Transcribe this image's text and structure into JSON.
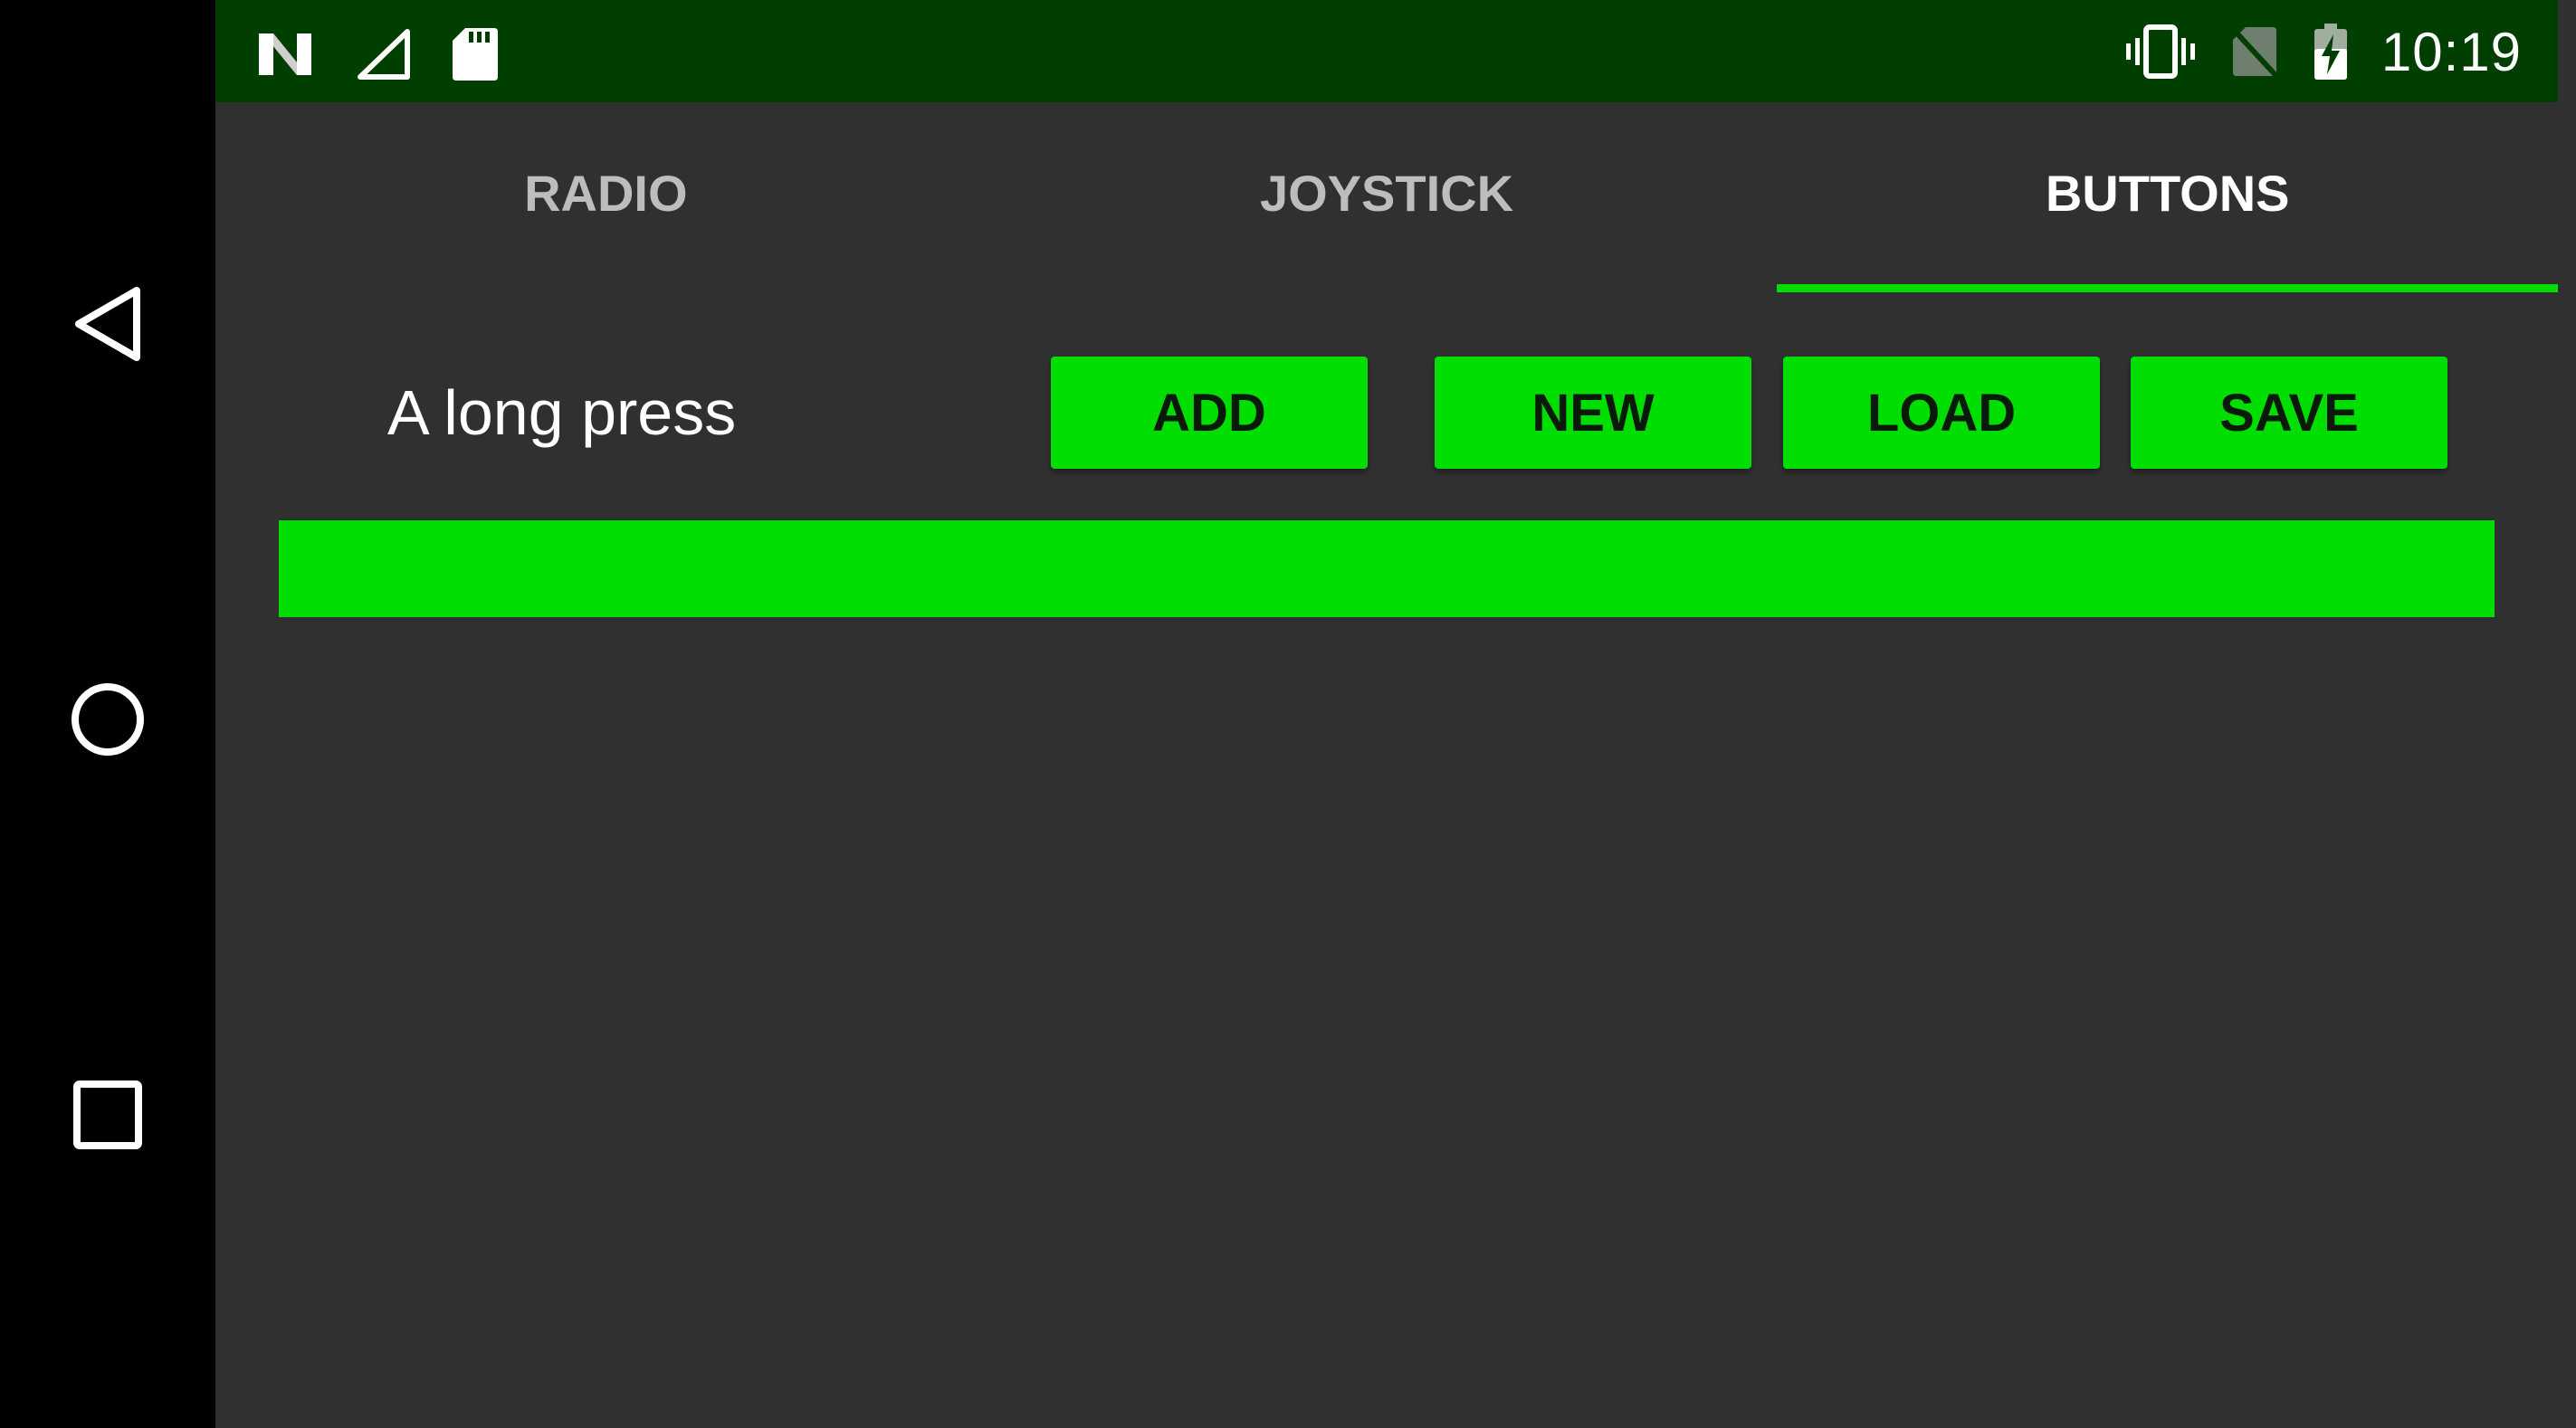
{
  "status_bar": {
    "time": "10:19",
    "left_icons": [
      "n-logo-icon",
      "signal-icon",
      "sd-card-icon"
    ],
    "right_icons": [
      "vibrate-icon",
      "no-sim-icon",
      "battery-charging-icon"
    ]
  },
  "tabs": [
    {
      "label": "RADIO",
      "active": false
    },
    {
      "label": "JOYSTICK",
      "active": false
    },
    {
      "label": "BUTTONS",
      "active": true
    }
  ],
  "controls": {
    "spinner_value": "A long press",
    "add_label": "ADD",
    "new_label": "NEW",
    "load_label": "LOAD",
    "save_label": "SAVE"
  },
  "colors": {
    "accent": "#00dd00",
    "status_bar": "#003f00",
    "background": "#303030",
    "nav_bar": "#000000"
  }
}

_Exercise instructions_. The records above are to be quoted exactly, with all pictures left out.

_Written response_.
Transcribe this image's text and structure into JSON.
{
  "status_bar": {
    "time": "10:19",
    "left_icons": [
      "n-logo-icon",
      "signal-icon",
      "sd-card-icon"
    ],
    "right_icons": [
      "vibrate-icon",
      "no-sim-icon",
      "battery-charging-icon"
    ]
  },
  "tabs": [
    {
      "label": "RADIO",
      "active": false
    },
    {
      "label": "JOYSTICK",
      "active": false
    },
    {
      "label": "BUTTONS",
      "active": true
    }
  ],
  "controls": {
    "spinner_value": "A long press",
    "add_label": "ADD",
    "new_label": "NEW",
    "load_label": "LOAD",
    "save_label": "SAVE"
  },
  "colors": {
    "accent": "#00dd00",
    "status_bar": "#003f00",
    "background": "#303030",
    "nav_bar": "#000000"
  }
}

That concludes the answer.